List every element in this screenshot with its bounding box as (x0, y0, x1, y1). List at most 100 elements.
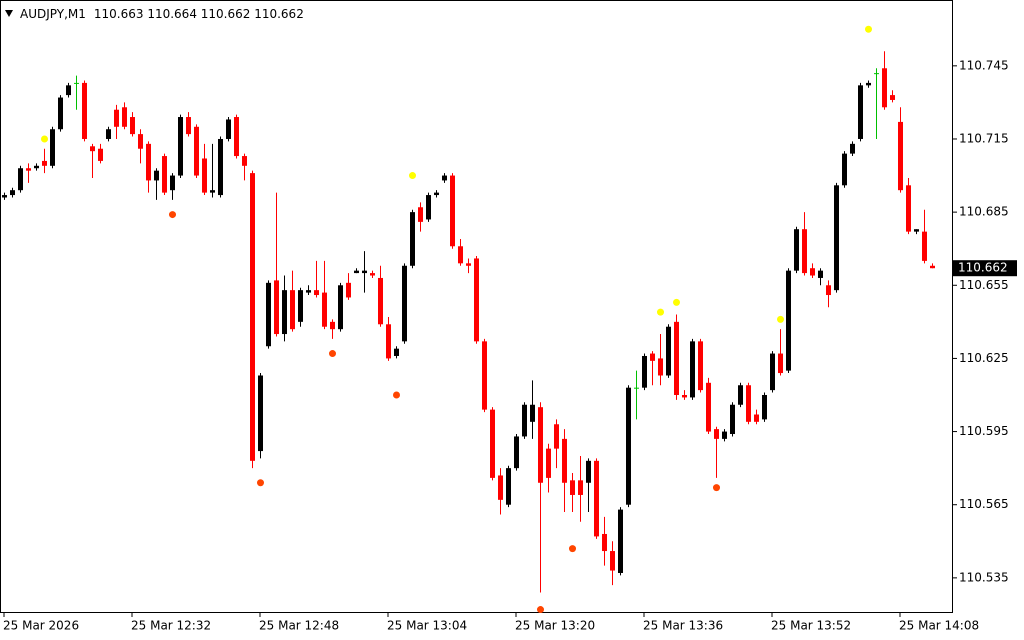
candle-body (298, 290, 303, 322)
candle (850, 141, 855, 157)
candle (154, 168, 159, 200)
candle (458, 238, 463, 266)
candle-body (674, 321, 679, 395)
candle (2, 192, 7, 200)
candle-body (330, 321, 335, 330)
candle-body (530, 404, 535, 422)
candle (378, 265, 383, 327)
candle-body (434, 192, 439, 196)
candle-body (482, 341, 487, 410)
y-tick-label: 110.595 (959, 424, 1009, 438)
candle (418, 202, 423, 232)
candle (34, 163, 39, 171)
candle-body (930, 265, 935, 269)
candle (866, 80, 871, 88)
candle-body (562, 438, 567, 483)
candle (522, 402, 527, 439)
candle-body (506, 468, 511, 505)
candle (754, 409, 759, 425)
candle (26, 163, 31, 183)
candle-body (266, 282, 271, 347)
candle-body (658, 358, 663, 376)
x-tick-label: 25 Mar 14:08 (899, 619, 979, 633)
candle (90, 143, 95, 178)
quote: 110.663 110.664 110.662 110.662 (94, 7, 304, 21)
candle-body (666, 326, 671, 376)
fractal-marker (713, 484, 720, 492)
candle-body (170, 175, 175, 191)
candle-body (762, 394, 767, 420)
candle (234, 114, 239, 159)
menu-arrow[interactable] (5, 10, 13, 17)
candle (914, 229, 919, 235)
candle-body (218, 138, 223, 196)
candle (570, 473, 575, 513)
candle (506, 465, 511, 508)
candle (410, 209, 415, 269)
fractal-marker (657, 308, 664, 316)
candle (322, 260, 327, 330)
candle-body (450, 175, 455, 247)
candle (858, 82, 863, 142)
candle (490, 407, 495, 481)
candle (330, 319, 335, 339)
candle-body (746, 385, 751, 422)
candle-body (82, 82, 87, 139)
candle (818, 268, 823, 286)
fractal-marker (329, 350, 336, 358)
candle (258, 373, 263, 459)
candle-body (882, 68, 887, 108)
candle (338, 282, 343, 332)
candle-body (458, 246, 463, 264)
candle-body (138, 134, 143, 149)
candle-body (690, 341, 695, 398)
y-tick-label: 110.535 (959, 570, 1009, 584)
candle (626, 385, 631, 508)
candle (266, 280, 271, 349)
candle (426, 192, 431, 222)
candle-body (130, 117, 135, 135)
symbol: AUDJPY,M1 (20, 7, 86, 21)
candle (314, 260, 319, 298)
candle-body (98, 148, 103, 161)
candle (466, 258, 471, 274)
fractal-marker (673, 298, 680, 306)
candle-body (826, 285, 831, 296)
candle (634, 370, 639, 420)
candle-body (498, 475, 503, 500)
candle-body (794, 229, 799, 271)
candle (242, 153, 247, 181)
candle-body (370, 273, 375, 276)
fractal-marker (537, 606, 544, 614)
y-tick-label: 110.655 (959, 278, 1009, 292)
candle (178, 114, 183, 178)
candle (810, 263, 815, 278)
candle-body (322, 292, 327, 327)
candle (578, 455, 583, 522)
candle-body (874, 73, 879, 75)
candle-body (514, 436, 519, 469)
candle-body (66, 85, 71, 96)
candle-body (402, 265, 407, 342)
x-tick-label: 25 Mar 13:36 (643, 619, 723, 633)
candle-body (682, 394, 687, 398)
candle-body (602, 533, 607, 552)
x-tick-label: 25 Mar 2026 (3, 619, 79, 633)
candle-body (554, 424, 559, 449)
candle-body (906, 185, 911, 232)
candle-body (714, 429, 719, 439)
candle-body (786, 270, 791, 371)
fractal-marker (169, 211, 176, 219)
candle-body (578, 480, 583, 495)
fractal-marker (409, 172, 416, 180)
candle-body (194, 126, 199, 176)
candle-body (858, 85, 863, 139)
fractal-marker (393, 391, 400, 399)
candle-body (74, 82, 79, 84)
candle (250, 170, 255, 469)
candle-body (546, 448, 551, 478)
header: AUDJPY,M1 110.663 110.664 110.662 110.662 (20, 7, 304, 21)
candle (306, 285, 311, 296)
candle (434, 190, 439, 198)
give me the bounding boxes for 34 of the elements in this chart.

=-=-=

Ricopia l'elenco qui sopra riga per riga, dalla prima all'ultima, senza cambiare nulla. Lascia fuori le immagini.

* ESERCIZIO SVOLTO *
List every element in this screenshot with its bounding box as (x0, y0, x1, y1). List at most 100 elements.
candle-body (298, 290, 303, 322)
candle (850, 141, 855, 157)
candle (154, 168, 159, 200)
candle (458, 238, 463, 266)
candle-body (674, 321, 679, 395)
candle (2, 192, 7, 200)
candle-body (330, 321, 335, 330)
candle-body (530, 404, 535, 422)
candle (378, 265, 383, 327)
candle-body (434, 192, 439, 196)
candle-body (482, 341, 487, 410)
y-tick-label: 110.595 (959, 424, 1009, 438)
candle (418, 202, 423, 232)
candle (34, 163, 39, 171)
candle-body (930, 265, 935, 269)
candle (866, 80, 871, 88)
candle-body (562, 438, 567, 483)
candle (522, 402, 527, 439)
candle-body (506, 468, 511, 505)
candle (754, 409, 759, 425)
candle (26, 163, 31, 183)
candle-body (266, 282, 271, 347)
candle-body (658, 358, 663, 376)
x-tick-label: 25 Mar 14:08 (899, 619, 979, 633)
candle (90, 143, 95, 178)
quote: 110.663 110.664 110.662 110.662 (94, 7, 304, 21)
candle-body (666, 326, 671, 376)
fractal-marker (713, 484, 720, 492)
candle-body (170, 175, 175, 191)
candle-body (762, 394, 767, 420)
candle (234, 114, 239, 159)
menu-arrow[interactable] (5, 10, 13, 17)
candle (914, 229, 919, 235)
candle-body (218, 138, 223, 196)
candle (570, 473, 575, 513)
candle (506, 465, 511, 508)
candle (410, 209, 415, 269)
fractal-marker (657, 308, 664, 316)
candle (322, 260, 327, 330)
candle-body (450, 175, 455, 247)
candle (858, 82, 863, 142)
candle (490, 407, 495, 481)
candle (330, 319, 335, 339)
candle-body (746, 385, 751, 422)
candle-body (82, 82, 87, 139)
candle (818, 268, 823, 286)
fractal-marker (329, 350, 336, 358)
candle (258, 373, 263, 459)
candle-body (882, 68, 887, 108)
candle (338, 282, 343, 332)
candle-body (458, 246, 463, 264)
candle-body (138, 134, 143, 149)
candle-body (690, 341, 695, 398)
y-tick-label: 110.535 (959, 570, 1009, 584)
candle (626, 385, 631, 508)
candle (266, 280, 271, 349)
candle (426, 192, 431, 222)
candle-body (130, 117, 135, 135)
symbol: AUDJPY,M1 (20, 7, 86, 21)
candle (314, 260, 319, 298)
candle-body (98, 148, 103, 161)
candle (466, 258, 471, 274)
fractal-marker (673, 298, 680, 306)
candle-body (826, 285, 831, 296)
candle (634, 370, 639, 420)
candle-body (498, 475, 503, 500)
candle-body (794, 229, 799, 271)
candle (242, 153, 247, 181)
candle-body (370, 273, 375, 276)
fractal-marker (537, 606, 544, 614)
y-tick-label: 110.655 (959, 278, 1009, 292)
candle (178, 114, 183, 178)
candle (810, 263, 815, 278)
candle-body (322, 292, 327, 327)
candle (578, 455, 583, 522)
candle-body (874, 73, 879, 75)
candle-body (514, 436, 519, 469)
candle-body (66, 85, 71, 96)
candle-body (402, 265, 407, 342)
x-tick-label: 25 Mar 13:36 (643, 619, 723, 633)
candle-body (682, 394, 687, 398)
candle-body (602, 533, 607, 552)
x-tick-label: 25 Mar 2026 (3, 619, 79, 633)
candle-body (554, 424, 559, 449)
candle-body (906, 185, 911, 232)
candle-body (714, 429, 719, 439)
candle-body (786, 270, 791, 371)
fractal-marker (169, 211, 176, 219)
candle-body (578, 480, 583, 495)
fractal-marker (409, 172, 416, 180)
candle-body (194, 126, 199, 176)
candle-body (858, 85, 863, 139)
fractal-marker (393, 391, 400, 399)
candle-body (74, 82, 79, 84)
candle (250, 170, 255, 469)
candle-body (546, 448, 551, 478)
header: AUDJPY,M1 110.663 110.664 110.662 110.662 (20, 7, 304, 21)
candle (306, 285, 311, 296)
candle (434, 190, 439, 198)
give me the bounding boxes for 34 of the elements in this chart.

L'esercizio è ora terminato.